== RECORDS FOR THE TASK ==
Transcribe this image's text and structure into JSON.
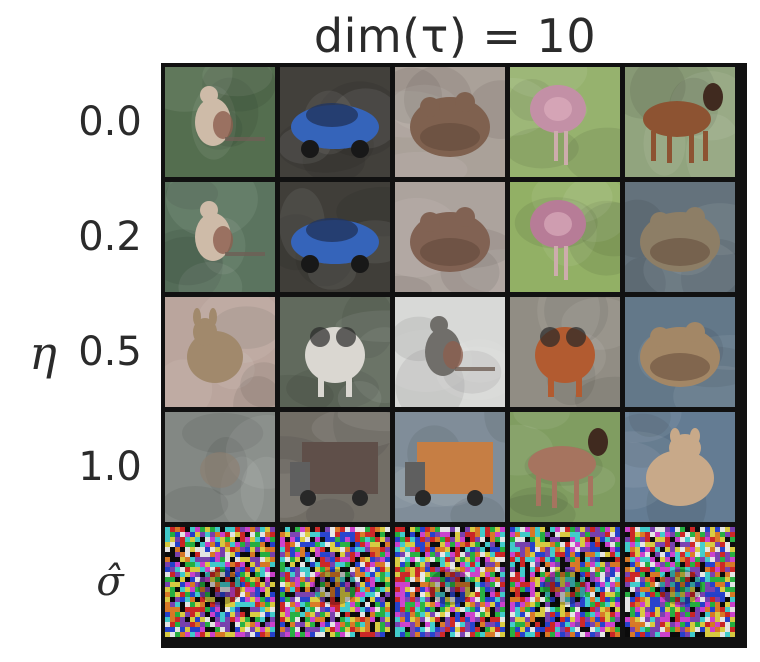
{
  "title": "dim(τ) = 10",
  "y_axis_label": "η",
  "rows": [
    {
      "label": "0.0",
      "cells": [
        {
          "subject": "bird",
          "bg": "#4f6a4a",
          "fg": "#cdb9a6"
        },
        {
          "subject": "car",
          "bg": "#3c3a35",
          "fg": "#2f5fb8"
        },
        {
          "subject": "frog",
          "bg": "#a89e96",
          "fg": "#7b5c4a"
        },
        {
          "subject": "ostrich",
          "bg": "#93b06a",
          "fg": "#c28da4"
        },
        {
          "subject": "horse",
          "bg": "#8ea27a",
          "fg": "#8a4e2c"
        }
      ]
    },
    {
      "label": "0.2",
      "cells": [
        {
          "subject": "bird",
          "bg": "#56705a",
          "fg": "#cdb9a6"
        },
        {
          "subject": "car",
          "bg": "#3a3833",
          "fg": "#2f5fb8"
        },
        {
          "subject": "frog",
          "bg": "#aaa09a",
          "fg": "#7d5d4e"
        },
        {
          "subject": "ostrich",
          "bg": "#8fae60",
          "fg": "#b57894"
        },
        {
          "subject": "frog",
          "bg": "#5f6e78",
          "fg": "#8a7a62"
        }
      ]
    },
    {
      "label": "0.5",
      "cells": [
        {
          "subject": "deer",
          "bg": "#b8a39a",
          "fg": "#9e8668"
        },
        {
          "subject": "dog",
          "bg": "#5c6658",
          "fg": "#d9d6d0"
        },
        {
          "subject": "bird",
          "bg": "#d7d8d6",
          "fg": "#6c6a66"
        },
        {
          "subject": "dog",
          "bg": "#8e8a80",
          "fg": "#b0562a"
        },
        {
          "subject": "frog",
          "bg": "#5e7486",
          "fg": "#a08462"
        }
      ]
    },
    {
      "label": "1.0",
      "cells": [
        {
          "subject": "blur",
          "bg": "#7f8580",
          "fg": "#8a7a6a"
        },
        {
          "subject": "truck",
          "bg": "#6e6a62",
          "fg": "#5a4a44"
        },
        {
          "subject": "truck",
          "bg": "#7c8a96",
          "fg": "#c57a3e"
        },
        {
          "subject": "horse",
          "bg": "#7c9a5c",
          "fg": "#a4705a"
        },
        {
          "subject": "cat",
          "bg": "#5f7890",
          "fg": "#c7a786"
        }
      ]
    },
    {
      "label": "σ̂",
      "cells": [
        {
          "subject": "noise",
          "bg": "#444444",
          "fg": "#888888"
        },
        {
          "subject": "noise",
          "bg": "#555555",
          "fg": "#999999"
        },
        {
          "subject": "noise",
          "bg": "#505050",
          "fg": "#8a8a8a"
        },
        {
          "subject": "noise",
          "bg": "#4a4a4a",
          "fg": "#909090"
        },
        {
          "subject": "noise",
          "bg": "#4e4e4e",
          "fg": "#8e8e8e"
        }
      ]
    }
  ]
}
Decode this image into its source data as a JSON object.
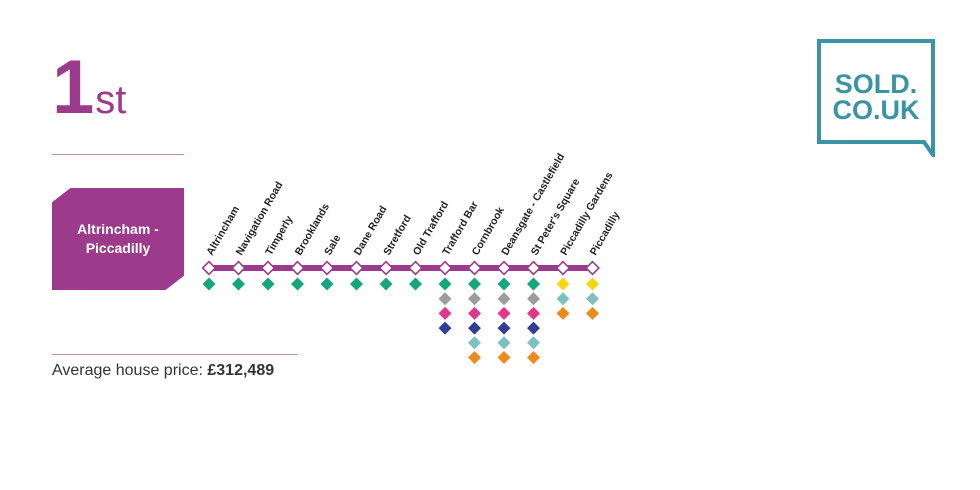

== EXERCISE ==
Repeat the listing in full and exactly. Leave any pictures out.

== RESPONSE TO THE TASK ==
Transcribe this image's text and structure into JSON.
{
  "title": "dim(τ) = 10",
  "y_axis_label": "η",
  "rows": [
    {
      "label": "0.0",
      "cells": [
        {
          "subject": "bird",
          "bg": "#4f6a4a",
          "fg": "#cdb9a6"
        },
        {
          "subject": "car",
          "bg": "#3c3a35",
          "fg": "#2f5fb8"
        },
        {
          "subject": "frog",
          "bg": "#a89e96",
          "fg": "#7b5c4a"
        },
        {
          "subject": "ostrich",
          "bg": "#93b06a",
          "fg": "#c28da4"
        },
        {
          "subject": "horse",
          "bg": "#8ea27a",
          "fg": "#8a4e2c"
        }
      ]
    },
    {
      "label": "0.2",
      "cells": [
        {
          "subject": "bird",
          "bg": "#56705a",
          "fg": "#cdb9a6"
        },
        {
          "subject": "car",
          "bg": "#3a3833",
          "fg": "#2f5fb8"
        },
        {
          "subject": "frog",
          "bg": "#aaa09a",
          "fg": "#7d5d4e"
        },
        {
          "subject": "ostrich",
          "bg": "#8fae60",
          "fg": "#b57894"
        },
        {
          "subject": "frog",
          "bg": "#5f6e78",
          "fg": "#8a7a62"
        }
      ]
    },
    {
      "label": "0.5",
      "cells": [
        {
          "subject": "deer",
          "bg": "#b8a39a",
          "fg": "#9e8668"
        },
        {
          "subject": "dog",
          "bg": "#5c6658",
          "fg": "#d9d6d0"
        },
        {
          "subject": "bird",
          "bg": "#d7d8d6",
          "fg": "#6c6a66"
        },
        {
          "subject": "dog",
          "bg": "#8e8a80",
          "fg": "#b0562a"
        },
        {
          "subject": "frog",
          "bg": "#5e7486",
          "fg": "#a08462"
        }
      ]
    },
    {
      "label": "1.0",
      "cells": [
        {
          "subject": "blur",
          "bg": "#7f8580",
          "fg": "#8a7a6a"
        },
        {
          "subject": "truck",
          "bg": "#6e6a62",
          "fg": "#5a4a44"
        },
        {
          "subject": "truck",
          "bg": "#7c8a96",
          "fg": "#c57a3e"
        },
        {
          "subject": "horse",
          "bg": "#7c9a5c",
          "fg": "#a4705a"
        },
        {
          "subject": "cat",
          "bg": "#5f7890",
          "fg": "#c7a786"
        }
      ]
    },
    {
      "label": "σ̂",
      "cells": [
        {
          "subject": "noise",
          "bg": "#444444",
          "fg": "#888888"
        },
        {
          "subject": "noise",
          "bg": "#555555",
          "fg": "#999999"
        },
        {
          "subject": "noise",
          "bg": "#505050",
          "fg": "#8a8a8a"
        },
        {
          "subject": "noise",
          "bg": "#4a4a4a",
          "fg": "#909090"
        },
        {
          "subject": "noise",
          "bg": "#4e4e4e",
          "fg": "#8e8e8e"
        }
      ]
    }
  ]
}
Decode this image into its source data as a JSON object.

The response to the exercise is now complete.